─── Information given ───
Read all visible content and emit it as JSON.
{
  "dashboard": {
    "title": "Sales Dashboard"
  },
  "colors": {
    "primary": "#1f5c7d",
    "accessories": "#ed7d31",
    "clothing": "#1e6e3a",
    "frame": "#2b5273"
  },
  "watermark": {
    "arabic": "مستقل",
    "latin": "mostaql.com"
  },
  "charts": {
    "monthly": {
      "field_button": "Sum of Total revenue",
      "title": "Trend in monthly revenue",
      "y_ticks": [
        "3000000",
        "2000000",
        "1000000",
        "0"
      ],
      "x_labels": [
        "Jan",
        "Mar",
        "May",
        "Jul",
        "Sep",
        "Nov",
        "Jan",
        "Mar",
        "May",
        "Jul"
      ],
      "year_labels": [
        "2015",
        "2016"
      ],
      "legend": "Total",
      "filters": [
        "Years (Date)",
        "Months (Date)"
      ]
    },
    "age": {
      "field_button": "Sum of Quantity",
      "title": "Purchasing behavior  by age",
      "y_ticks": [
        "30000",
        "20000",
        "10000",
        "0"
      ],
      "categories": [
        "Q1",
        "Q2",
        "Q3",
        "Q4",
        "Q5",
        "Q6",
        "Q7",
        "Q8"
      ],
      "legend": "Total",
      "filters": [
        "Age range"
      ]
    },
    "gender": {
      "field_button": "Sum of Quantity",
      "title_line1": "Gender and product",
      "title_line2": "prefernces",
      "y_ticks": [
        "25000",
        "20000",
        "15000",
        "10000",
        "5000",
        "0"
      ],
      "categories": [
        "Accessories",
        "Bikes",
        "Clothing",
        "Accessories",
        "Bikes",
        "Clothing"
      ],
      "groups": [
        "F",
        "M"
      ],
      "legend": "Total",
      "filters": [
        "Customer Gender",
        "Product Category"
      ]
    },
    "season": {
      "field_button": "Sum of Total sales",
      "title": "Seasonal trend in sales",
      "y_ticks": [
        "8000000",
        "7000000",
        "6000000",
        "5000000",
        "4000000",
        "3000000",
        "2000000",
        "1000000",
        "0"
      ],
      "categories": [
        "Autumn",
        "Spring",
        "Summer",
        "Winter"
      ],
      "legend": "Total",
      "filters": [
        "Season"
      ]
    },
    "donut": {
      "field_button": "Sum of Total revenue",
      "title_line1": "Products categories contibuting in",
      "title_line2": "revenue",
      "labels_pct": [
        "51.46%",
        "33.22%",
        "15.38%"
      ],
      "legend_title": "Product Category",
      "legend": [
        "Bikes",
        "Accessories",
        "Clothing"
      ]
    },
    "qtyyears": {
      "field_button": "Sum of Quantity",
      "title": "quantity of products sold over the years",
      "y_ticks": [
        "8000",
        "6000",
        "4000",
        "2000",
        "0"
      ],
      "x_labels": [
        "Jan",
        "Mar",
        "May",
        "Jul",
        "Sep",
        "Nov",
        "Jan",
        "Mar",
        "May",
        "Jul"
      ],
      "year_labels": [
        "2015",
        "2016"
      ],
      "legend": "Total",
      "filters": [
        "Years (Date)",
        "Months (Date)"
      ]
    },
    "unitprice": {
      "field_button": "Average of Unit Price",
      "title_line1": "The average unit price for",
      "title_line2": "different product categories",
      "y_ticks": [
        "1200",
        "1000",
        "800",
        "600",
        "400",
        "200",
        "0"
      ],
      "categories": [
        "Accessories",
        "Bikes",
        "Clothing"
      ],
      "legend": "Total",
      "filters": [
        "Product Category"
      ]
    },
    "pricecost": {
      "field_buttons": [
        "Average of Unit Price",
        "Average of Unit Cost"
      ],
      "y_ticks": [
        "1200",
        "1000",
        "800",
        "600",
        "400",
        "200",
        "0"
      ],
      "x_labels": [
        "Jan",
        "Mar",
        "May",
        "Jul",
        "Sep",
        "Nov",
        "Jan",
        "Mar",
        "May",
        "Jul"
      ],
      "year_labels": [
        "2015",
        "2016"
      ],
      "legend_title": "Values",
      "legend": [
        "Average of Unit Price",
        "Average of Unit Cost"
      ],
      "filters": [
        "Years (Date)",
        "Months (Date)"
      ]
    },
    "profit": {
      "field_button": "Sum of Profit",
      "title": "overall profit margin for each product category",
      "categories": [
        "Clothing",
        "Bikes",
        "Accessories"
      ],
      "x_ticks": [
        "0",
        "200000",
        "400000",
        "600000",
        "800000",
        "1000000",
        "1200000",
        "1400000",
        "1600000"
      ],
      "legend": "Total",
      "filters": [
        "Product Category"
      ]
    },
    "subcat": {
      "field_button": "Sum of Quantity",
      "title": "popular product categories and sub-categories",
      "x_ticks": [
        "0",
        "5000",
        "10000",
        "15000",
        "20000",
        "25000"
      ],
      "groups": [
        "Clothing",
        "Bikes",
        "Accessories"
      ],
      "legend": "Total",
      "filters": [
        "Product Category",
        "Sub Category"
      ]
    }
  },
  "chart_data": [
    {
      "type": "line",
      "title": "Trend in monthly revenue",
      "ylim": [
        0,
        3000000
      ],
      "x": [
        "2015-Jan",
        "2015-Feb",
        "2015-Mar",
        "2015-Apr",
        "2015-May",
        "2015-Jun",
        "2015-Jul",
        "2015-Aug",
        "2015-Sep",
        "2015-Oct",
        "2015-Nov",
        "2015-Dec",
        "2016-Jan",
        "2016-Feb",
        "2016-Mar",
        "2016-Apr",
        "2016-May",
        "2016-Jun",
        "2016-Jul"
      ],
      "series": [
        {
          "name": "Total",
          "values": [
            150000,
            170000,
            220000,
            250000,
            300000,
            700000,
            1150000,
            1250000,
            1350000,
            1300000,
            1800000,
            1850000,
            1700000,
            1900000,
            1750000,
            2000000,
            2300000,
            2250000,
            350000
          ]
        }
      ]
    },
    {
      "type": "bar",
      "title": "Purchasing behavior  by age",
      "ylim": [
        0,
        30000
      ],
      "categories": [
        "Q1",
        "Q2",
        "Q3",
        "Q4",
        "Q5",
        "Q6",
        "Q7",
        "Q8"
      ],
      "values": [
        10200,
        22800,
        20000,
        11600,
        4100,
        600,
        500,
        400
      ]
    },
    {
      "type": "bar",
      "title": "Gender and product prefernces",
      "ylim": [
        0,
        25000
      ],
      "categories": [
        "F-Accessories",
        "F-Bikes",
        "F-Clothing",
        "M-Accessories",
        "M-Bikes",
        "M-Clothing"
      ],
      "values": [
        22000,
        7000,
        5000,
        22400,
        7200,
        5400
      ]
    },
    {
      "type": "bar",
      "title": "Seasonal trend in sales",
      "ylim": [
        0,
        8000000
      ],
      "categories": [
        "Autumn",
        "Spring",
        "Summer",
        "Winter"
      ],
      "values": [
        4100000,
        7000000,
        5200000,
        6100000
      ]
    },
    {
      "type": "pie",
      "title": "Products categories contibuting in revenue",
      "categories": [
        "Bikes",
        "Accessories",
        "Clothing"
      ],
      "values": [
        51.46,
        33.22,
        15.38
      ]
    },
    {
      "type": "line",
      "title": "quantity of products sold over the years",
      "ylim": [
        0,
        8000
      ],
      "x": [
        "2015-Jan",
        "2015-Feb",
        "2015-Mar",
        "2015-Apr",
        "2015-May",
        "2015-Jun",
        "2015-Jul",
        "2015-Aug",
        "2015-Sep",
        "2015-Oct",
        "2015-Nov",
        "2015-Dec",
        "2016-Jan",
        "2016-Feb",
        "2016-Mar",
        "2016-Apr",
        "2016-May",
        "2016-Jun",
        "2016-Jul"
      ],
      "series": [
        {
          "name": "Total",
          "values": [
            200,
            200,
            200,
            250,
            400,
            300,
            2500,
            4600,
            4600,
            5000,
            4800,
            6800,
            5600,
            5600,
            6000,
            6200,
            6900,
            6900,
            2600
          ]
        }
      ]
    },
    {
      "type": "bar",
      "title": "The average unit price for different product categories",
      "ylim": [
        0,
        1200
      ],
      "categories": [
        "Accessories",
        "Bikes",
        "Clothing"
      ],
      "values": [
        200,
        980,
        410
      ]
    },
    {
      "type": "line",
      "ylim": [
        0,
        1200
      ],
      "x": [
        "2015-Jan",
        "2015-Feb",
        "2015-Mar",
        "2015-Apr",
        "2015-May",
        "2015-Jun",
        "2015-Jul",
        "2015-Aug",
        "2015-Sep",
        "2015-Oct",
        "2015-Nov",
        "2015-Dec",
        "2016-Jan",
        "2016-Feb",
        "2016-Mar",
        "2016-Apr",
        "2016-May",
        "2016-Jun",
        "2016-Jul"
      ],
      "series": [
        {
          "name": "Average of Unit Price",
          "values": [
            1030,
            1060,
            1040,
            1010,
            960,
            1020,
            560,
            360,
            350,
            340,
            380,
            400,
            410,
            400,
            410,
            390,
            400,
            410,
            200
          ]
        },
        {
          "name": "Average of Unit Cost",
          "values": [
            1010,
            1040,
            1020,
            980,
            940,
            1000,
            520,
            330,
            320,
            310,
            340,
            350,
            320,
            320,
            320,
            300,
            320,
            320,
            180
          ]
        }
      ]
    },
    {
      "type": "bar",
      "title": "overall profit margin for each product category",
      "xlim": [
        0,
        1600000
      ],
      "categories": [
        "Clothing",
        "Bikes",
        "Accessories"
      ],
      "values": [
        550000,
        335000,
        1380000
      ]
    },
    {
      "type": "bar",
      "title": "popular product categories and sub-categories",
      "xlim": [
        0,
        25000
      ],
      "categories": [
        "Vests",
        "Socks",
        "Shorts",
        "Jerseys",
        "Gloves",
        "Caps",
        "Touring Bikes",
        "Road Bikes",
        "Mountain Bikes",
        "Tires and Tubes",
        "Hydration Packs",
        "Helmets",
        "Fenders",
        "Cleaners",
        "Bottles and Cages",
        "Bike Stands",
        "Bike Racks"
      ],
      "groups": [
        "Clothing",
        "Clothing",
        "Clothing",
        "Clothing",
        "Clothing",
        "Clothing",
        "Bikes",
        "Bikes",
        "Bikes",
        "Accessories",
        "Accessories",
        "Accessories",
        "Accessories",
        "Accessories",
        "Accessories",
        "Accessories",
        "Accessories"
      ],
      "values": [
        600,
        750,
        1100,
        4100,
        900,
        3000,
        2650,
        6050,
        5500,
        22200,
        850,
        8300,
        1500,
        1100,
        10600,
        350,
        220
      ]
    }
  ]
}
───
■ Work to do
Scan the material line by line and report each one that contains "different".

■ Reply
      "title_line2": "different product categories",
      "title": "The average unit price for different product categories",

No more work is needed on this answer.